▸ **What you should do**
Count every line that includes the string "tutti" in the entries that follow. Nothing besides the number is needed.

▸ **Data records**
- - -
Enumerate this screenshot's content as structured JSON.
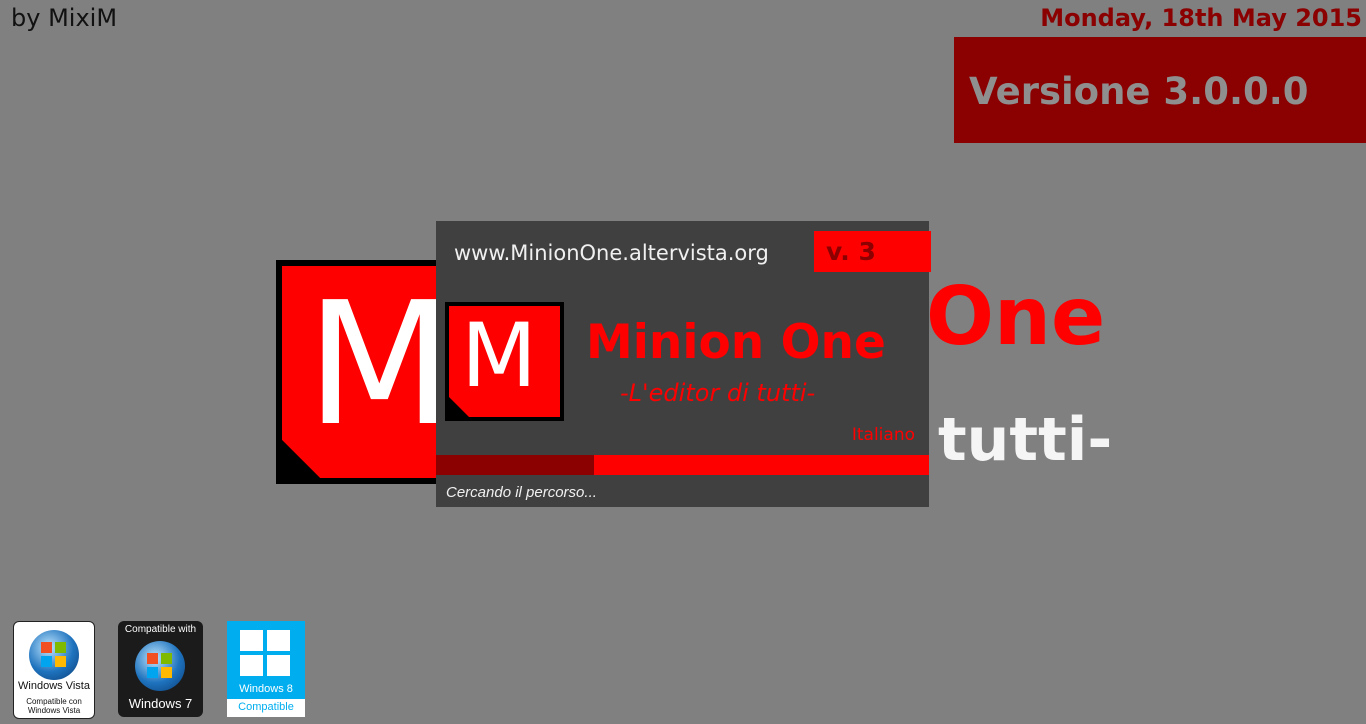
{
  "header": {
    "credit": "by MixiM",
    "date": "Monday, 18th May 2015",
    "version": "Versione 3.0.0.0"
  },
  "background": {
    "logo_letter": "M",
    "title": "One",
    "subtitle": "tutti-"
  },
  "splash": {
    "url": "www.MinionOne.altervista.org",
    "version_badge": "v. 3",
    "logo_letter": "M",
    "title": "Minion One",
    "subtitle": "-L'editor di tutti-",
    "language": "Italiano",
    "progress_fraction": 0.32,
    "status": "Cercando il percorso..."
  },
  "badges": {
    "vista": {
      "label": "Windows Vista",
      "sublabel": "Compatible con Windows Vista"
    },
    "win7": {
      "top": "Compatible with",
      "label": "Windows 7"
    },
    "win8": {
      "label": "Windows 8",
      "sublabel": "Compatible"
    }
  },
  "colors": {
    "background": "#808080",
    "accent_red": "#ff0000",
    "dark_red": "#8b0000",
    "splash_bg": "#404040"
  }
}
- - -
▸ **Reply**
2